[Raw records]

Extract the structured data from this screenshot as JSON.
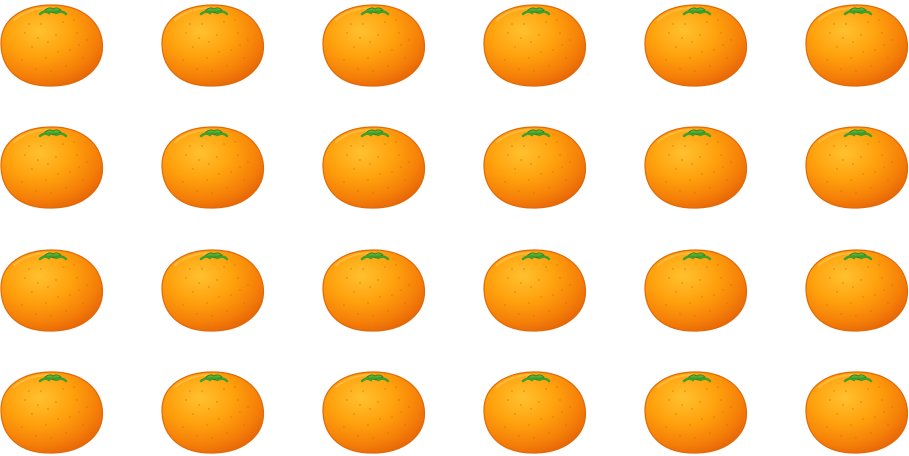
{
  "scene": {
    "rows": 4,
    "columns": 6,
    "count": 24,
    "object_icon": "orange-icon",
    "colors": {
      "background": "#ffffff",
      "peel_light": "#ffb21a",
      "peel_mid": "#ff9600",
      "peel_dark": "#e8650a",
      "leaf": "#3fa62d"
    }
  }
}
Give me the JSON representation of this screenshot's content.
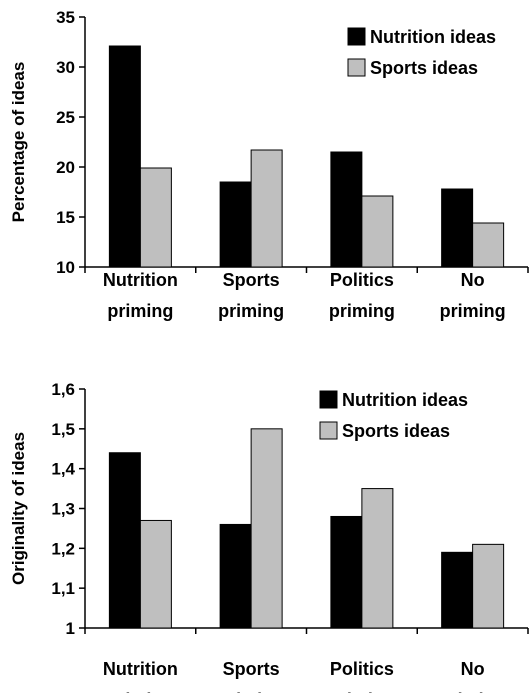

AIM:
Leave the images out, please, and restate each line word for word.

SOLUTION:
Extract the structured data from this screenshot as JSON.
{
  "scene": {
    "rows": 4,
    "columns": 6,
    "count": 24,
    "object_icon": "orange-icon",
    "colors": {
      "background": "#ffffff",
      "peel_light": "#ffb21a",
      "peel_mid": "#ff9600",
      "peel_dark": "#e8650a",
      "leaf": "#3fa62d"
    }
  }
}
Give me the JSON representation of this screenshot's content.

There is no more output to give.